## What is required:
Please repeat all of the lines that follow, exactly as written.

### Excerpted data ###

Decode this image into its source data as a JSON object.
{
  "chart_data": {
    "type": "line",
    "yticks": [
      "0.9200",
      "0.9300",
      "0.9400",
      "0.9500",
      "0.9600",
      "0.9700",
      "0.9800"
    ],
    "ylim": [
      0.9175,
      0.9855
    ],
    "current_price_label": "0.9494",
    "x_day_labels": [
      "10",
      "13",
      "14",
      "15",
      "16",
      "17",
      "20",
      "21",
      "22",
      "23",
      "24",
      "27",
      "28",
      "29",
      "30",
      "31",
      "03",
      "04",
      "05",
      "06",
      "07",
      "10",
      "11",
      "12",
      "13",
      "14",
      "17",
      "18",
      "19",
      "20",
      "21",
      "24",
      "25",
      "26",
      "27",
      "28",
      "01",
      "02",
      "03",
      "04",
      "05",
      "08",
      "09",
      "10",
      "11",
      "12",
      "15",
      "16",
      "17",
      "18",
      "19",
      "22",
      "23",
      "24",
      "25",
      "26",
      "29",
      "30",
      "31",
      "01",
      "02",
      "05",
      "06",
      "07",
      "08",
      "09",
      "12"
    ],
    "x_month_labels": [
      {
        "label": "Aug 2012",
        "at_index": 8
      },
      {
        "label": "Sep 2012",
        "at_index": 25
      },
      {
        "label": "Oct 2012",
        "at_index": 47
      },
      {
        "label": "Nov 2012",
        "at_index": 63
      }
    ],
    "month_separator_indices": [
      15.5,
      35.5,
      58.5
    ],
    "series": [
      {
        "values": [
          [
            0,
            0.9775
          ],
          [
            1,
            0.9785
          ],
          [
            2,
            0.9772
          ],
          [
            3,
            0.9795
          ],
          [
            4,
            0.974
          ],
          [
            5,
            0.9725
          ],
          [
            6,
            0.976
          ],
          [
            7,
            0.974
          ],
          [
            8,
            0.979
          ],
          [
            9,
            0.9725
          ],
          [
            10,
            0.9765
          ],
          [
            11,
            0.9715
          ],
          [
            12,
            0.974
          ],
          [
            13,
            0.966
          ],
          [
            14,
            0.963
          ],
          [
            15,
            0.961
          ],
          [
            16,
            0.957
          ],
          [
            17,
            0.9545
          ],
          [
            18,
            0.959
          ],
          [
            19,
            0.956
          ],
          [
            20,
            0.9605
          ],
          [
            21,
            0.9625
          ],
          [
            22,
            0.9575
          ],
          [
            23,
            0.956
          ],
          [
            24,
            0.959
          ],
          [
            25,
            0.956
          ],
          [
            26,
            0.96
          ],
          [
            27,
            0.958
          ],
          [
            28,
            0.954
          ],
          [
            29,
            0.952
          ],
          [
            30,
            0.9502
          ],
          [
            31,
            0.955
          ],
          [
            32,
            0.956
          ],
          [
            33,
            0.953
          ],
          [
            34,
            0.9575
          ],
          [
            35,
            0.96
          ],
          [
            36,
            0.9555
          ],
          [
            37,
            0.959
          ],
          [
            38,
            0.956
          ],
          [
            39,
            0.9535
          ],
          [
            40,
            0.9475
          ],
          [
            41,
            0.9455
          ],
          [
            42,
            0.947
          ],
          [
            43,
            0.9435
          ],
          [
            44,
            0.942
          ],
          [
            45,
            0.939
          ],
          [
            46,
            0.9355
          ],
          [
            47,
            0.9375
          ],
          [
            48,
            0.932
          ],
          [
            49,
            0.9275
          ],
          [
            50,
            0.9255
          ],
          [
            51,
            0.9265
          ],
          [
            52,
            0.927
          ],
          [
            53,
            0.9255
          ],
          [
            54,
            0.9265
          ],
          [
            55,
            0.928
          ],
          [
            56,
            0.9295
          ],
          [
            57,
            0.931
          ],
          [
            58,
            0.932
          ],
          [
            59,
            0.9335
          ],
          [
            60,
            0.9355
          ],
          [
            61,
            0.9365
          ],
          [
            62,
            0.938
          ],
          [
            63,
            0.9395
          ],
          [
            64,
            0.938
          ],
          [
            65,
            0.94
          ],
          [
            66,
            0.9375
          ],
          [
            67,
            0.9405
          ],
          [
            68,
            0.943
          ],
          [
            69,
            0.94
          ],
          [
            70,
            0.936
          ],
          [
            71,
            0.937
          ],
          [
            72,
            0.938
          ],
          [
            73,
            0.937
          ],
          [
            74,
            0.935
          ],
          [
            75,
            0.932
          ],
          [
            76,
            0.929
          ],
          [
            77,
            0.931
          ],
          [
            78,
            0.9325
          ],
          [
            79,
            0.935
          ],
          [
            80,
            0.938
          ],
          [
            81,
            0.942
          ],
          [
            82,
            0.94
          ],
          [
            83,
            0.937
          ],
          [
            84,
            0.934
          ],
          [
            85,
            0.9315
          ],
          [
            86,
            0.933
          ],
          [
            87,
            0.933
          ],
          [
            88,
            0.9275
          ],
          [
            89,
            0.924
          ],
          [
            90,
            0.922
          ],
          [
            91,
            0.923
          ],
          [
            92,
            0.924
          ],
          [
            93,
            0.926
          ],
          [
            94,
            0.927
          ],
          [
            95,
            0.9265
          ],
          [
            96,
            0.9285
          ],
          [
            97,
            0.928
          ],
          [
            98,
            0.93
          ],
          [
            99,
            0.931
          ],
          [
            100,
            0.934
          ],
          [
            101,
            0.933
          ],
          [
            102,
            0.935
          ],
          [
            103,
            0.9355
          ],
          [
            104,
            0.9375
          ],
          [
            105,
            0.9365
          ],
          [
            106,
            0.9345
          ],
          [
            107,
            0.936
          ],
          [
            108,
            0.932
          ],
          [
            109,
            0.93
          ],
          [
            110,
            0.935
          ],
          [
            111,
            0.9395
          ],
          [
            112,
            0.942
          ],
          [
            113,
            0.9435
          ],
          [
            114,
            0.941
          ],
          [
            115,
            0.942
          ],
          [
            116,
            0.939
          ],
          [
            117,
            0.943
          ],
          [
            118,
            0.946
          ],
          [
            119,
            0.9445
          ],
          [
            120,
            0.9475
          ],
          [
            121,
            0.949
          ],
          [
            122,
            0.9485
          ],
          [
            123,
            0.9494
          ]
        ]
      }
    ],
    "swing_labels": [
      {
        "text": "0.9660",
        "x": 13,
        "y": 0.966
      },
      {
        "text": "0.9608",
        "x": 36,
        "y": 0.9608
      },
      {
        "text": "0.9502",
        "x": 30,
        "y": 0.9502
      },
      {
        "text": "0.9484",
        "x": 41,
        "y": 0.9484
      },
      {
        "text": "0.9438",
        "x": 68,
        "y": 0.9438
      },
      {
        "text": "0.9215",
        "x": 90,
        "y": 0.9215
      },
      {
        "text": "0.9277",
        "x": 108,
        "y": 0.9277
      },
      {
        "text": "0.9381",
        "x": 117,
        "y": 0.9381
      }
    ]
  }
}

###

## Task solution:
Decode this image into its source data as a JSON object.
{
  "chart_data": {
    "type": "line",
    "yticks": [
      "0.9200",
      "0.9300",
      "0.9400",
      "0.9500",
      "0.9600",
      "0.9700",
      "0.9800"
    ],
    "ylim": [
      0.9175,
      0.9855
    ],
    "current_price_label": "0.9494",
    "x_day_labels": [
      "10",
      "13",
      "14",
      "15",
      "16",
      "17",
      "20",
      "21",
      "22",
      "23",
      "24",
      "27",
      "28",
      "29",
      "30",
      "31",
      "03",
      "04",
      "05",
      "06",
      "07",
      "10",
      "11",
      "12",
      "13",
      "14",
      "17",
      "18",
      "19",
      "20",
      "21",
      "24",
      "25",
      "26",
      "27",
      "28",
      "01",
      "02",
      "03",
      "04",
      "05",
      "08",
      "09",
      "10",
      "11",
      "12",
      "15",
      "16",
      "17",
      "18",
      "19",
      "22",
      "23",
      "24",
      "25",
      "26",
      "29",
      "30",
      "31",
      "01",
      "02",
      "05",
      "06",
      "07",
      "08",
      "09",
      "12"
    ],
    "x_month_labels": [
      {
        "label": "Aug 2012",
        "at_index": 8
      },
      {
        "label": "Sep 2012",
        "at_index": 25
      },
      {
        "label": "Oct 2012",
        "at_index": 47
      },
      {
        "label": "Nov 2012",
        "at_index": 63
      }
    ],
    "month_separator_indices": [
      15.5,
      35.5,
      58.5
    ],
    "series": [
      {
        "values": [
          [
            0,
            0.9775
          ],
          [
            1,
            0.9785
          ],
          [
            2,
            0.9772
          ],
          [
            3,
            0.9795
          ],
          [
            4,
            0.974
          ],
          [
            5,
            0.9725
          ],
          [
            6,
            0.976
          ],
          [
            7,
            0.974
          ],
          [
            8,
            0.979
          ],
          [
            9,
            0.9725
          ],
          [
            10,
            0.9765
          ],
          [
            11,
            0.9715
          ],
          [
            12,
            0.974
          ],
          [
            13,
            0.966
          ],
          [
            14,
            0.963
          ],
          [
            15,
            0.961
          ],
          [
            16,
            0.957
          ],
          [
            17,
            0.9545
          ],
          [
            18,
            0.959
          ],
          [
            19,
            0.956
          ],
          [
            20,
            0.9605
          ],
          [
            21,
            0.9625
          ],
          [
            22,
            0.9575
          ],
          [
            23,
            0.956
          ],
          [
            24,
            0.959
          ],
          [
            25,
            0.956
          ],
          [
            26,
            0.96
          ],
          [
            27,
            0.958
          ],
          [
            28,
            0.954
          ],
          [
            29,
            0.952
          ],
          [
            30,
            0.9502
          ],
          [
            31,
            0.955
          ],
          [
            32,
            0.956
          ],
          [
            33,
            0.953
          ],
          [
            34,
            0.9575
          ],
          [
            35,
            0.96
          ],
          [
            36,
            0.9555
          ],
          [
            37,
            0.959
          ],
          [
            38,
            0.956
          ],
          [
            39,
            0.9535
          ],
          [
            40,
            0.9475
          ],
          [
            41,
            0.9455
          ],
          [
            42,
            0.947
          ],
          [
            43,
            0.9435
          ],
          [
            44,
            0.942
          ],
          [
            45,
            0.939
          ],
          [
            46,
            0.9355
          ],
          [
            47,
            0.9375
          ],
          [
            48,
            0.932
          ],
          [
            49,
            0.9275
          ],
          [
            50,
            0.9255
          ],
          [
            51,
            0.9265
          ],
          [
            52,
            0.927
          ],
          [
            53,
            0.9255
          ],
          [
            54,
            0.9265
          ],
          [
            55,
            0.928
          ],
          [
            56,
            0.9295
          ],
          [
            57,
            0.931
          ],
          [
            58,
            0.932
          ],
          [
            59,
            0.9335
          ],
          [
            60,
            0.9355
          ],
          [
            61,
            0.9365
          ],
          [
            62,
            0.938
          ],
          [
            63,
            0.9395
          ],
          [
            64,
            0.938
          ],
          [
            65,
            0.94
          ],
          [
            66,
            0.9375
          ],
          [
            67,
            0.9405
          ],
          [
            68,
            0.943
          ],
          [
            69,
            0.94
          ],
          [
            70,
            0.936
          ],
          [
            71,
            0.937
          ],
          [
            72,
            0.938
          ],
          [
            73,
            0.937
          ],
          [
            74,
            0.935
          ],
          [
            75,
            0.932
          ],
          [
            76,
            0.929
          ],
          [
            77,
            0.931
          ],
          [
            78,
            0.9325
          ],
          [
            79,
            0.935
          ],
          [
            80,
            0.938
          ],
          [
            81,
            0.942
          ],
          [
            82,
            0.94
          ],
          [
            83,
            0.937
          ],
          [
            84,
            0.934
          ],
          [
            85,
            0.9315
          ],
          [
            86,
            0.933
          ],
          [
            87,
            0.933
          ],
          [
            88,
            0.9275
          ],
          [
            89,
            0.924
          ],
          [
            90,
            0.922
          ],
          [
            91,
            0.923
          ],
          [
            92,
            0.924
          ],
          [
            93,
            0.926
          ],
          [
            94,
            0.927
          ],
          [
            95,
            0.9265
          ],
          [
            96,
            0.9285
          ],
          [
            97,
            0.928
          ],
          [
            98,
            0.93
          ],
          [
            99,
            0.931
          ],
          [
            100,
            0.934
          ],
          [
            101,
            0.933
          ],
          [
            102,
            0.935
          ],
          [
            103,
            0.9355
          ],
          [
            104,
            0.9375
          ],
          [
            105,
            0.9365
          ],
          [
            106,
            0.9345
          ],
          [
            107,
            0.936
          ],
          [
            108,
            0.932
          ],
          [
            109,
            0.93
          ],
          [
            110,
            0.935
          ],
          [
            111,
            0.9395
          ],
          [
            112,
            0.942
          ],
          [
            113,
            0.9435
          ],
          [
            114,
            0.941
          ],
          [
            115,
            0.942
          ],
          [
            116,
            0.939
          ],
          [
            117,
            0.943
          ],
          [
            118,
            0.946
          ],
          [
            119,
            0.9445
          ],
          [
            120,
            0.9475
          ],
          [
            121,
            0.949
          ],
          [
            122,
            0.9485
          ],
          [
            123,
            0.9494
          ]
        ]
      }
    ],
    "swing_labels": [
      {
        "text": "0.9660",
        "x": 13,
        "y": 0.966
      },
      {
        "text": "0.9608",
        "x": 36,
        "y": 0.9608
      },
      {
        "text": "0.9502",
        "x": 30,
        "y": 0.9502
      },
      {
        "text": "0.9484",
        "x": 41,
        "y": 0.9484
      },
      {
        "text": "0.9438",
        "x": 68,
        "y": 0.9438
      },
      {
        "text": "0.9215",
        "x": 90,
        "y": 0.9215
      },
      {
        "text": "0.9277",
        "x": 108,
        "y": 0.9277
      },
      {
        "text": "0.9381",
        "x": 117,
        "y": 0.9381
      }
    ]
  }
}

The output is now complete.